# EXERCISE DETAILS
Print all of the data exactly.

## START DATASET EXTRACT

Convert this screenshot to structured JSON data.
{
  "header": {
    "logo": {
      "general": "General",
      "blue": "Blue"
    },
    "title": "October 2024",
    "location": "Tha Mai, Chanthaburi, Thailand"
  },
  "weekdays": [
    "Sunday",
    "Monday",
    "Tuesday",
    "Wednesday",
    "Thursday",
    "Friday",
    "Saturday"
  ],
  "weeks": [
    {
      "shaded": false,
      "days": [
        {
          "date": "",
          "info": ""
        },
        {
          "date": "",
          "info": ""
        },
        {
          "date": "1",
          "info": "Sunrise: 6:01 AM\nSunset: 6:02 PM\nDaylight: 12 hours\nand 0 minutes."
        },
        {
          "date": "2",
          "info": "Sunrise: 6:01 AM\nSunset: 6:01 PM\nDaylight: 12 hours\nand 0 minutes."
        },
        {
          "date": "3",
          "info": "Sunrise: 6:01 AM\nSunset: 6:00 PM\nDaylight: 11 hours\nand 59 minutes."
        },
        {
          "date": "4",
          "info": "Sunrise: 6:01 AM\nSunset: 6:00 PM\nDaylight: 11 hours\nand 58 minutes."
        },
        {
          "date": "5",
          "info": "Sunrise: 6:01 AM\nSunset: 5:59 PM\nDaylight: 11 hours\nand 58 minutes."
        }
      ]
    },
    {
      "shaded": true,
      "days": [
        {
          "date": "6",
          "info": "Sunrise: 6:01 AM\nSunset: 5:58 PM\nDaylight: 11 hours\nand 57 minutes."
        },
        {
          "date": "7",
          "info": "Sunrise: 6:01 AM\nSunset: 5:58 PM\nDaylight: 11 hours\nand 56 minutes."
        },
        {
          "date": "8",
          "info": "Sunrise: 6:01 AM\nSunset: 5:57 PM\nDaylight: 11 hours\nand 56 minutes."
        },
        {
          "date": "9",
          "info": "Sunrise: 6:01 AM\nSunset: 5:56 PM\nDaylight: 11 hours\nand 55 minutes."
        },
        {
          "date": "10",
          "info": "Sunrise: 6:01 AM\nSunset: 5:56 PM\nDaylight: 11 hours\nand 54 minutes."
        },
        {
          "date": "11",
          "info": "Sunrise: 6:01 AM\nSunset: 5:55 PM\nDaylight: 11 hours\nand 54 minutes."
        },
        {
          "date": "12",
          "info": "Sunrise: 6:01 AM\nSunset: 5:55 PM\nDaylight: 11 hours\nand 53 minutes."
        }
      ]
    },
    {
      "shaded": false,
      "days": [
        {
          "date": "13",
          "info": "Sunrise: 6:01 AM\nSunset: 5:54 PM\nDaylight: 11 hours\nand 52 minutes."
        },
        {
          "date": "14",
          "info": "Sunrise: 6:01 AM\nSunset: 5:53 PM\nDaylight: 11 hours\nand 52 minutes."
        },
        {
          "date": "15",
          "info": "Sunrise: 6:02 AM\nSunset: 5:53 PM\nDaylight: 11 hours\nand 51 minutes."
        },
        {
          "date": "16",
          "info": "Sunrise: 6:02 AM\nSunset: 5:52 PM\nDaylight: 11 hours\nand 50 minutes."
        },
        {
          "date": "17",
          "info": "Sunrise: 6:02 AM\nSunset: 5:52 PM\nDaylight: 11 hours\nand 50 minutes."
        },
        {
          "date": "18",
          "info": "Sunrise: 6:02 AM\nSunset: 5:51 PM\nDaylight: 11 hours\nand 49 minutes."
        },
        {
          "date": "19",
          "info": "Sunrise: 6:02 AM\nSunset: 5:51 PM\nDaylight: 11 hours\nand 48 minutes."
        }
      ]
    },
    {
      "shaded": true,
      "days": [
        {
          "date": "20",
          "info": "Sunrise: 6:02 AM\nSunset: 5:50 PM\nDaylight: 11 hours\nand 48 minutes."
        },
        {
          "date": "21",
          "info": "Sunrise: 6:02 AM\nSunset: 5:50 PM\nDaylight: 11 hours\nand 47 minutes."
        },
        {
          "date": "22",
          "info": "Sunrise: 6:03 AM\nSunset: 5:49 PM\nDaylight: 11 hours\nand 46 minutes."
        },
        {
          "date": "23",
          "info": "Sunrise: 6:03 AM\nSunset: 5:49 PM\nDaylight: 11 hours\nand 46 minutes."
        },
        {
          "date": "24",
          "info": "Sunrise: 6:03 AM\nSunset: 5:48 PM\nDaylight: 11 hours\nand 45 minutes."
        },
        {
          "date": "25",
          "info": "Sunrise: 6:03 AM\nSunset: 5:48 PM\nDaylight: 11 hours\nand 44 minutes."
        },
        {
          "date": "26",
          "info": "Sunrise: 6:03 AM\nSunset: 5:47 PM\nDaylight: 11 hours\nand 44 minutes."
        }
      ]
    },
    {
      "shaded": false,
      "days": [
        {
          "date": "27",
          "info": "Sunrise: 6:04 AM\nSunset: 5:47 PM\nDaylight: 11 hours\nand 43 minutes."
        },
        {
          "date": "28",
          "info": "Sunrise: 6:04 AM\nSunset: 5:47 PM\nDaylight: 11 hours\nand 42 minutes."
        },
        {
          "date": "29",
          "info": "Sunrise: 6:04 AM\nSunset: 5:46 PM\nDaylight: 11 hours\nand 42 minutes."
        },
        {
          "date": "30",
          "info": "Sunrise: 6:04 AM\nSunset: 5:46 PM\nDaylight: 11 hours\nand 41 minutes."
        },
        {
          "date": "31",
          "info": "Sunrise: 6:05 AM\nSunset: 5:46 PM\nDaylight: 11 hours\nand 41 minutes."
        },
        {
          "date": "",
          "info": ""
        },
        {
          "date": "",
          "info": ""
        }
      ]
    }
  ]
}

## END DATASET EXTRACT

# RESULT OF THIS EXERCISE
Convert this screenshot to structured JSON data.
{
  "header": {
    "logo": {
      "general": "General",
      "blue": "Blue"
    },
    "title": "October 2024",
    "location": "Tha Mai, Chanthaburi, Thailand"
  },
  "weekdays": [
    "Sunday",
    "Monday",
    "Tuesday",
    "Wednesday",
    "Thursday",
    "Friday",
    "Saturday"
  ],
  "weeks": [
    {
      "shaded": false,
      "days": [
        {
          "date": "",
          "info": ""
        },
        {
          "date": "",
          "info": ""
        },
        {
          "date": "1",
          "info": "Sunrise: 6:01 AM\nSunset: 6:02 PM\nDaylight: 12 hours\nand 0 minutes."
        },
        {
          "date": "2",
          "info": "Sunrise: 6:01 AM\nSunset: 6:01 PM\nDaylight: 12 hours\nand 0 minutes."
        },
        {
          "date": "3",
          "info": "Sunrise: 6:01 AM\nSunset: 6:00 PM\nDaylight: 11 hours\nand 59 minutes."
        },
        {
          "date": "4",
          "info": "Sunrise: 6:01 AM\nSunset: 6:00 PM\nDaylight: 11 hours\nand 58 minutes."
        },
        {
          "date": "5",
          "info": "Sunrise: 6:01 AM\nSunset: 5:59 PM\nDaylight: 11 hours\nand 58 minutes."
        }
      ]
    },
    {
      "shaded": true,
      "days": [
        {
          "date": "6",
          "info": "Sunrise: 6:01 AM\nSunset: 5:58 PM\nDaylight: 11 hours\nand 57 minutes."
        },
        {
          "date": "7",
          "info": "Sunrise: 6:01 AM\nSunset: 5:58 PM\nDaylight: 11 hours\nand 56 minutes."
        },
        {
          "date": "8",
          "info": "Sunrise: 6:01 AM\nSunset: 5:57 PM\nDaylight: 11 hours\nand 56 minutes."
        },
        {
          "date": "9",
          "info": "Sunrise: 6:01 AM\nSunset: 5:56 PM\nDaylight: 11 hours\nand 55 minutes."
        },
        {
          "date": "10",
          "info": "Sunrise: 6:01 AM\nSunset: 5:56 PM\nDaylight: 11 hours\nand 54 minutes."
        },
        {
          "date": "11",
          "info": "Sunrise: 6:01 AM\nSunset: 5:55 PM\nDaylight: 11 hours\nand 54 minutes."
        },
        {
          "date": "12",
          "info": "Sunrise: 6:01 AM\nSunset: 5:55 PM\nDaylight: 11 hours\nand 53 minutes."
        }
      ]
    },
    {
      "shaded": false,
      "days": [
        {
          "date": "13",
          "info": "Sunrise: 6:01 AM\nSunset: 5:54 PM\nDaylight: 11 hours\nand 52 minutes."
        },
        {
          "date": "14",
          "info": "Sunrise: 6:01 AM\nSunset: 5:53 PM\nDaylight: 11 hours\nand 52 minutes."
        },
        {
          "date": "15",
          "info": "Sunrise: 6:02 AM\nSunset: 5:53 PM\nDaylight: 11 hours\nand 51 minutes."
        },
        {
          "date": "16",
          "info": "Sunrise: 6:02 AM\nSunset: 5:52 PM\nDaylight: 11 hours\nand 50 minutes."
        },
        {
          "date": "17",
          "info": "Sunrise: 6:02 AM\nSunset: 5:52 PM\nDaylight: 11 hours\nand 50 minutes."
        },
        {
          "date": "18",
          "info": "Sunrise: 6:02 AM\nSunset: 5:51 PM\nDaylight: 11 hours\nand 49 minutes."
        },
        {
          "date": "19",
          "info": "Sunrise: 6:02 AM\nSunset: 5:51 PM\nDaylight: 11 hours\nand 48 minutes."
        }
      ]
    },
    {
      "shaded": true,
      "days": [
        {
          "date": "20",
          "info": "Sunrise: 6:02 AM\nSunset: 5:50 PM\nDaylight: 11 hours\nand 48 minutes."
        },
        {
          "date": "21",
          "info": "Sunrise: 6:02 AM\nSunset: 5:50 PM\nDaylight: 11 hours\nand 47 minutes."
        },
        {
          "date": "22",
          "info": "Sunrise: 6:03 AM\nSunset: 5:49 PM\nDaylight: 11 hours\nand 46 minutes."
        },
        {
          "date": "23",
          "info": "Sunrise: 6:03 AM\nSunset: 5:49 PM\nDaylight: 11 hours\nand 46 minutes."
        },
        {
          "date": "24",
          "info": "Sunrise: 6:03 AM\nSunset: 5:48 PM\nDaylight: 11 hours\nand 45 minutes."
        },
        {
          "date": "25",
          "info": "Sunrise: 6:03 AM\nSunset: 5:48 PM\nDaylight: 11 hours\nand 44 minutes."
        },
        {
          "date": "26",
          "info": "Sunrise: 6:03 AM\nSunset: 5:47 PM\nDaylight: 11 hours\nand 44 minutes."
        }
      ]
    },
    {
      "shaded": false,
      "days": [
        {
          "date": "27",
          "info": "Sunrise: 6:04 AM\nSunset: 5:47 PM\nDaylight: 11 hours\nand 43 minutes."
        },
        {
          "date": "28",
          "info": "Sunrise: 6:04 AM\nSunset: 5:47 PM\nDaylight: 11 hours\nand 42 minutes."
        },
        {
          "date": "29",
          "info": "Sunrise: 6:04 AM\nSunset: 5:46 PM\nDaylight: 11 hours\nand 42 minutes."
        },
        {
          "date": "30",
          "info": "Sunrise: 6:04 AM\nSunset: 5:46 PM\nDaylight: 11 hours\nand 41 minutes."
        },
        {
          "date": "31",
          "info": "Sunrise: 6:05 AM\nSunset: 5:46 PM\nDaylight: 11 hours\nand 41 minutes."
        },
        {
          "date": "",
          "info": ""
        },
        {
          "date": "",
          "info": ""
        }
      ]
    }
  ]
}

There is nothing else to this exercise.